Saved entries:

########################################

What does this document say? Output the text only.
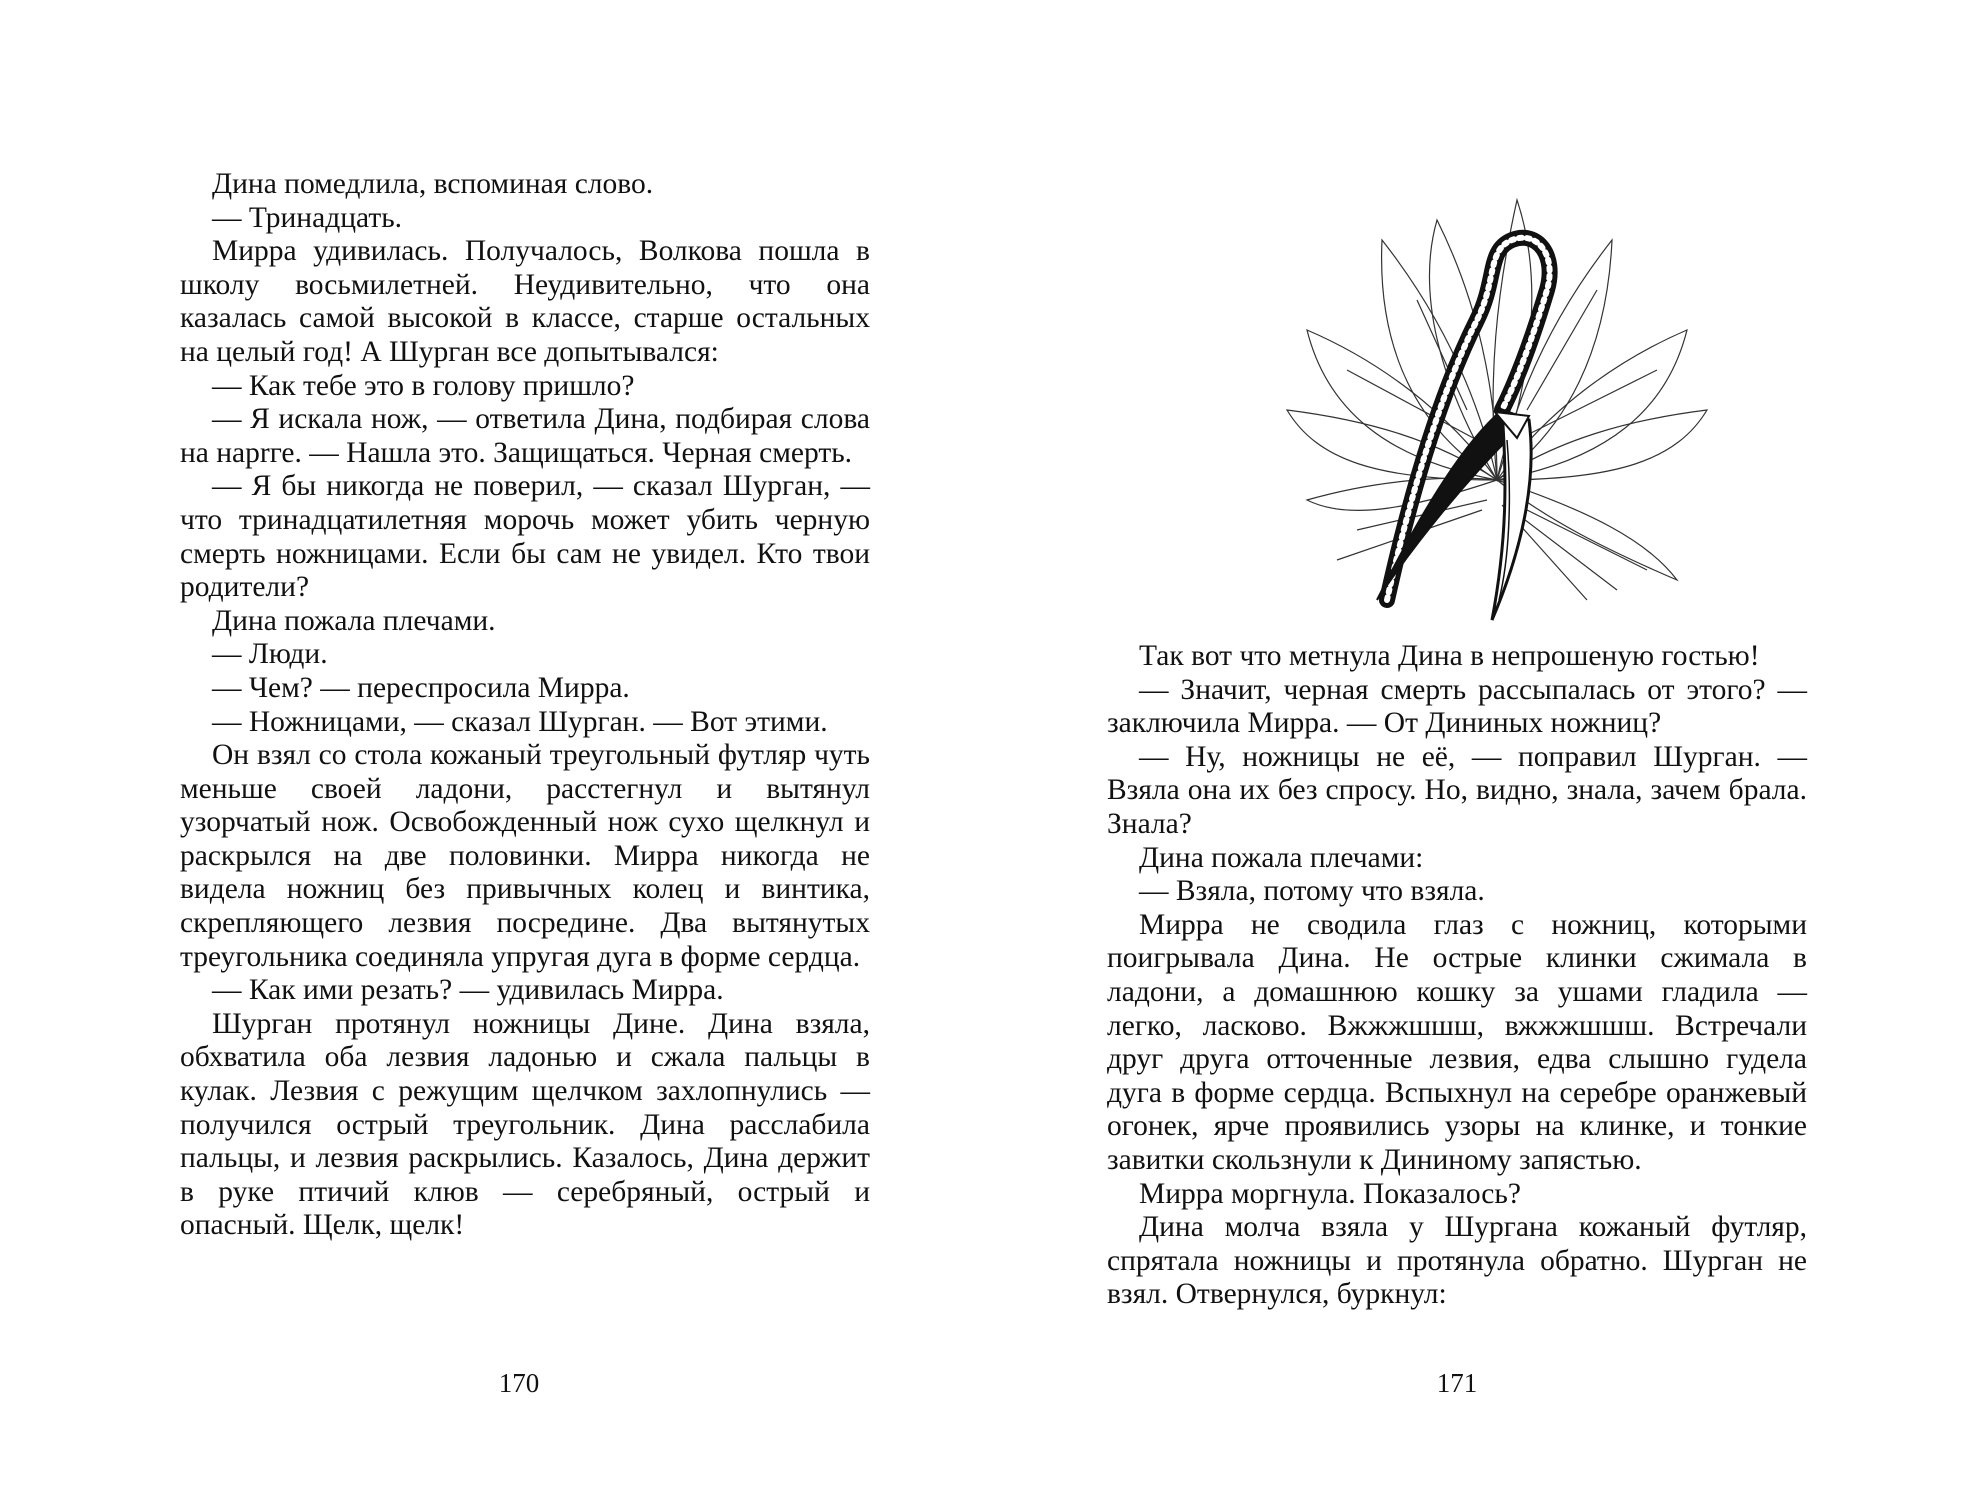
Дина помедлила, вспоминая слово.

— Тринадцать.

Мирра удивилась. Получалось, Волкова пошла в школу восьмилетней. Неудивительно, что она казалась самой высокой в классе, старше остальных на целый год! А Шурган все допытывался:

— Как тебе это в голову пришло?

— Я искала нож, — ответила Дина, подбирая слова на нарrге. — Нашла это. Защищаться. Черная смерть.

— Я бы никогда не поверил, — сказал Шурган, — что тринадцатилетняя морочь может убить черную смерть ножницами. Если бы сам не увидел. Кто твои родители?

Дина пожала плечами.

— Люди.

— Чем? — переспросила Мирра.

— Ножницами, — сказал Шурган. — Вот этими.

Он взял со стола кожаный треугольный футляр чуть меньше своей ладони, расстегнул и вытянул узорчатый нож. Освобожденный нож сухо щелкнул и раскрылся на две половинки. Мирра никогда не видела ножниц без привычных колец и винтика, скрепляющего лезвия посредине. Два вытянутых треугольника соединяла упругая дуга в форме сердца.

— Как ими резать? — удивилась Мирра.

Шурган протянул ножницы Дине. Дина взяла, обхватила оба лезвия ладонью и сжала пальцы в кулак. Лезвия с режущим щелчком захлопнулись — получился острый треугольник. Дина расслабила пальцы, и лезвия раскрылись. Казалось, Дина держит в руке птичий клюв — серебряный, острый и опасный. Щелк, щелк!

170

Так вот что метнула Дина в непрошеную гостью!

— Значит, черная смерть рассыпалась от этого? — заключила Мирра. — От Дининых ножниц?

— Ну, ножницы не её, — поправил Шурган. — Взяла она их без спросу. Но, видно, знала, зачем брала. Знала?

Дина пожала плечами:

— Взяла, потому что взяла.

Мирра не сводила глаз с ножниц, которыми поигрывала Дина. Не острые клинки сжимала в ладони, а домашнюю кошку за ушами гладила — легко, ласково. Вжжжшшш, вжжжшшш. Встречали друг друга отточенные лезвия, едва слышно гудела дуга в форме сердца. Вспыхнул на серебре оранжевый огонек, ярче проявились узоры на клинке, и тонкие завитки скользнули к Дининому запястью.

Мирра моргнула. Показалось?

Дина молча взяла у Шургана кожаный футляр, спрятала ножницы и протянула обратно. Шурган не взял. Отвернулся, буркнул:

171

########################################

• **Exercise directions**: Write out the records above exactly as they appear, leaving out any pictures.

• **Reply**:
What does this document say? Output the text only.
Дина помедлила, вспоминая слово.

— Тринадцать.

Мирра удивилась. Получалось, Волкова пошла в школу восьмилетней. Неудивительно, что она казалась самой высокой в классе, старше остальных на целый год! А Шурган все допытывался:

— Как тебе это в голову пришло?

— Я искала нож, — ответила Дина, подбирая слова на нарrге. — Нашла это. Защищаться. Черная смерть.

— Я бы никогда не поверил, — сказал Шурган, — что тринадцатилетняя морочь может убить черную смерть ножницами. Если бы сам не увидел. Кто твои родители?

Дина пожала плечами.

— Люди.

— Чем? — переспросила Мирра.

— Ножницами, — сказал Шурган. — Вот этими.

Он взял со стола кожаный треугольный футляр чуть меньше своей ладони, расстегнул и вытянул узорчатый нож. Освобожденный нож сухо щелкнул и раскрылся на две половинки. Мирра никогда не видела ножниц без привычных колец и винтика, скрепляющего лезвия посредине. Два вытянутых треугольника соединяла упругая дуга в форме сердца.

— Как ими резать? — удивилась Мирра.

Шурган протянул ножницы Дине. Дина взяла, обхватила оба лезвия ладонью и сжала пальцы в кулак. Лезвия с режущим щелчком захлопнулись — получился острый треугольник. Дина расслабила пальцы, и лезвия раскрылись. Казалось, Дина держит в руке птичий клюв — серебряный, острый и опасный. Щелк, щелк!

170

Так вот что метнула Дина в непрошеную гостью!

— Значит, черная смерть рассыпалась от этого? — заключила Мирра. — От Дининых ножниц?

— Ну, ножницы не её, — поправил Шурган. — Взяла она их без спросу. Но, видно, знала, зачем брала. Знала?

Дина пожала плечами:

— Взяла, потому что взяла.

Мирра не сводила глаз с ножниц, которыми поигрывала Дина. Не острые клинки сжимала в ладони, а домашнюю кошку за ушами гладила — легко, ласково. Вжжжшшш, вжжжшшш. Встречали друг друга отточенные лезвия, едва слышно гудела дуга в форме сердца. Вспыхнул на серебре оранжевый огонек, ярче проявились узоры на клинке, и тонкие завитки скользнули к Дининому запястью.

Мирра моргнула. Показалось?

Дина молча взяла у Шургана кожаный футляр, спрятала ножницы и протянула обратно. Шурган не взял. Отвернулся, буркнул:

171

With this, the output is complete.